Data rows:
+--

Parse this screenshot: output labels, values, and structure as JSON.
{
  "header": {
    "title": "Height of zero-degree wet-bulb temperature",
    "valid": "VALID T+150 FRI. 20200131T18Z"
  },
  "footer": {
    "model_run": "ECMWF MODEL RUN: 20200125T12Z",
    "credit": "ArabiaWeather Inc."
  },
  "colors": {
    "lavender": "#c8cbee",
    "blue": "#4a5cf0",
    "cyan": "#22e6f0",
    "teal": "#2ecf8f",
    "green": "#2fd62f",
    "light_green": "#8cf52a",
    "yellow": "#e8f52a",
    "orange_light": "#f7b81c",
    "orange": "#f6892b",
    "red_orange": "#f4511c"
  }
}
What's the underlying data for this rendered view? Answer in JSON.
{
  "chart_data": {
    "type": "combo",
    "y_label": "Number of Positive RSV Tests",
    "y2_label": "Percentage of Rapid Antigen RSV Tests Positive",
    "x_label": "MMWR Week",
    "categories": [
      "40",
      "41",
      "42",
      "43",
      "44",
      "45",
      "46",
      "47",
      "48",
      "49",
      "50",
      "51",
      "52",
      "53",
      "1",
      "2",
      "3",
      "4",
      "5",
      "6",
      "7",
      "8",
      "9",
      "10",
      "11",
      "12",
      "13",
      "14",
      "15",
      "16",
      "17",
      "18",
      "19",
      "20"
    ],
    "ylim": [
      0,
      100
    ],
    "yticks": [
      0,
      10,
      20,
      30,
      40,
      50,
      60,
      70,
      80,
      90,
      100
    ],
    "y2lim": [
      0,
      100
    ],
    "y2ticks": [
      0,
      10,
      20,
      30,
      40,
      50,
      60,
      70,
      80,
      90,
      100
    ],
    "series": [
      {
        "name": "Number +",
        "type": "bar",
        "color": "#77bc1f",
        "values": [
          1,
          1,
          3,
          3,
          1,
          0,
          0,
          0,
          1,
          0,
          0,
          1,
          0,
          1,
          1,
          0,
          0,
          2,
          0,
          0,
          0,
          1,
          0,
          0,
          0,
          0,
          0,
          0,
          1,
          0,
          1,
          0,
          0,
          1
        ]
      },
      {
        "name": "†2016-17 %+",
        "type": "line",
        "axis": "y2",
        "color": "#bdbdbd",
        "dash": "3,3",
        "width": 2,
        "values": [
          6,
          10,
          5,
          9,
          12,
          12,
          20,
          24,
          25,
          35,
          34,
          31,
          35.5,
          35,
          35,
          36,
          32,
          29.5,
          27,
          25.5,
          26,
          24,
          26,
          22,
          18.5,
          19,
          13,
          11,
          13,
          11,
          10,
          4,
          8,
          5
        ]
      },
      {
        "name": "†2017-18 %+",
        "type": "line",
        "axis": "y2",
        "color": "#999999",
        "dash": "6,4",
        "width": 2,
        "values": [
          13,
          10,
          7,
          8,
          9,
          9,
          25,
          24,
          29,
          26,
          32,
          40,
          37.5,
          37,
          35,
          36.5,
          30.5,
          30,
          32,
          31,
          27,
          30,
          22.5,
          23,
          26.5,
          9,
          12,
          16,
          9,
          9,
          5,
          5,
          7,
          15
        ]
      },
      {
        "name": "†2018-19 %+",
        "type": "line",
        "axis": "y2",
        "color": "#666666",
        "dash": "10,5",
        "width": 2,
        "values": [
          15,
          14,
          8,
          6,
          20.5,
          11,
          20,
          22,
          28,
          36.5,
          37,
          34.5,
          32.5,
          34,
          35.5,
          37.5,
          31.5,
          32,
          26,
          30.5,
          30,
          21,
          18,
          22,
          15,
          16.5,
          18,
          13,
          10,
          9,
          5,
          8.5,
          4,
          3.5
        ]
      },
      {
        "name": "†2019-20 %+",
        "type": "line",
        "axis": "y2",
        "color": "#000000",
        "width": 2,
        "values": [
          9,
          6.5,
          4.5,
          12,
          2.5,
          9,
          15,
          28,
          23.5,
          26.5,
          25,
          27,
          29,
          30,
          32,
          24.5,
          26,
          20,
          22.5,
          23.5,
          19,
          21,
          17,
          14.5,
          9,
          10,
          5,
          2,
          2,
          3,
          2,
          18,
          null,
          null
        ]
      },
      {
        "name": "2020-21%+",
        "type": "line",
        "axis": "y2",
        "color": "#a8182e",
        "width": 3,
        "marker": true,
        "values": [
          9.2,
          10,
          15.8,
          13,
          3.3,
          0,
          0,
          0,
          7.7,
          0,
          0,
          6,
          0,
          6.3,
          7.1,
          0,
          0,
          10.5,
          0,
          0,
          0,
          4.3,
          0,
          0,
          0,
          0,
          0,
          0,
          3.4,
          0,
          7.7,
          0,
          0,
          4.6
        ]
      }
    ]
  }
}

+--

Objective:
Copy every line of the material, please, keeping it exactly the same.

Answer to the problem:
Parse this screenshot: output labels, values, and structure as JSON.
{
  "header": {
    "title": "Height of zero-degree wet-bulb temperature",
    "valid": "VALID T+150 FRI. 20200131T18Z"
  },
  "footer": {
    "model_run": "ECMWF MODEL RUN: 20200125T12Z",
    "credit": "ArabiaWeather Inc."
  },
  "colors": {
    "lavender": "#c8cbee",
    "blue": "#4a5cf0",
    "cyan": "#22e6f0",
    "teal": "#2ecf8f",
    "green": "#2fd62f",
    "light_green": "#8cf52a",
    "yellow": "#e8f52a",
    "orange_light": "#f7b81c",
    "orange": "#f6892b",
    "red_orange": "#f4511c"
  }
}
What's the underlying data for this rendered view? Answer in JSON.
{
  "chart_data": {
    "type": "combo",
    "y_label": "Number of Positive RSV Tests",
    "y2_label": "Percentage of Rapid Antigen RSV Tests Positive",
    "x_label": "MMWR Week",
    "categories": [
      "40",
      "41",
      "42",
      "43",
      "44",
      "45",
      "46",
      "47",
      "48",
      "49",
      "50",
      "51",
      "52",
      "53",
      "1",
      "2",
      "3",
      "4",
      "5",
      "6",
      "7",
      "8",
      "9",
      "10",
      "11",
      "12",
      "13",
      "14",
      "15",
      "16",
      "17",
      "18",
      "19",
      "20"
    ],
    "ylim": [
      0,
      100
    ],
    "yticks": [
      0,
      10,
      20,
      30,
      40,
      50,
      60,
      70,
      80,
      90,
      100
    ],
    "y2lim": [
      0,
      100
    ],
    "y2ticks": [
      0,
      10,
      20,
      30,
      40,
      50,
      60,
      70,
      80,
      90,
      100
    ],
    "series": [
      {
        "name": "Number +",
        "type": "bar",
        "color": "#77bc1f",
        "values": [
          1,
          1,
          3,
          3,
          1,
          0,
          0,
          0,
          1,
          0,
          0,
          1,
          0,
          1,
          1,
          0,
          0,
          2,
          0,
          0,
          0,
          1,
          0,
          0,
          0,
          0,
          0,
          0,
          1,
          0,
          1,
          0,
          0,
          1
        ]
      },
      {
        "name": "†2016-17 %+",
        "type": "line",
        "axis": "y2",
        "color": "#bdbdbd",
        "dash": "3,3",
        "width": 2,
        "values": [
          6,
          10,
          5,
          9,
          12,
          12,
          20,
          24,
          25,
          35,
          34,
          31,
          35.5,
          35,
          35,
          36,
          32,
          29.5,
          27,
          25.5,
          26,
          24,
          26,
          22,
          18.5,
          19,
          13,
          11,
          13,
          11,
          10,
          4,
          8,
          5
        ]
      },
      {
        "name": "†2017-18 %+",
        "type": "line",
        "axis": "y2",
        "color": "#999999",
        "dash": "6,4",
        "width": 2,
        "values": [
          13,
          10,
          7,
          8,
          9,
          9,
          25,
          24,
          29,
          26,
          32,
          40,
          37.5,
          37,
          35,
          36.5,
          30.5,
          30,
          32,
          31,
          27,
          30,
          22.5,
          23,
          26.5,
          9,
          12,
          16,
          9,
          9,
          5,
          5,
          7,
          15
        ]
      },
      {
        "name": "†2018-19 %+",
        "type": "line",
        "axis": "y2",
        "color": "#666666",
        "dash": "10,5",
        "width": 2,
        "values": [
          15,
          14,
          8,
          6,
          20.5,
          11,
          20,
          22,
          28,
          36.5,
          37,
          34.5,
          32.5,
          34,
          35.5,
          37.5,
          31.5,
          32,
          26,
          30.5,
          30,
          21,
          18,
          22,
          15,
          16.5,
          18,
          13,
          10,
          9,
          5,
          8.5,
          4,
          3.5
        ]
      },
      {
        "name": "†2019-20 %+",
        "type": "line",
        "axis": "y2",
        "color": "#000000",
        "width": 2,
        "values": [
          9,
          6.5,
          4.5,
          12,
          2.5,
          9,
          15,
          28,
          23.5,
          26.5,
          25,
          27,
          29,
          30,
          32,
          24.5,
          26,
          20,
          22.5,
          23.5,
          19,
          21,
          17,
          14.5,
          9,
          10,
          5,
          2,
          2,
          3,
          2,
          18,
          null,
          null
        ]
      },
      {
        "name": "2020-21%+",
        "type": "line",
        "axis": "y2",
        "color": "#a8182e",
        "width": 3,
        "marker": true,
        "values": [
          9.2,
          10,
          15.8,
          13,
          3.3,
          0,
          0,
          0,
          7.7,
          0,
          0,
          6,
          0,
          6.3,
          7.1,
          0,
          0,
          10.5,
          0,
          0,
          0,
          4.3,
          0,
          0,
          0,
          0,
          0,
          0,
          3.4,
          0,
          7.7,
          0,
          0,
          4.6
        ]
      }
    ]
  }
}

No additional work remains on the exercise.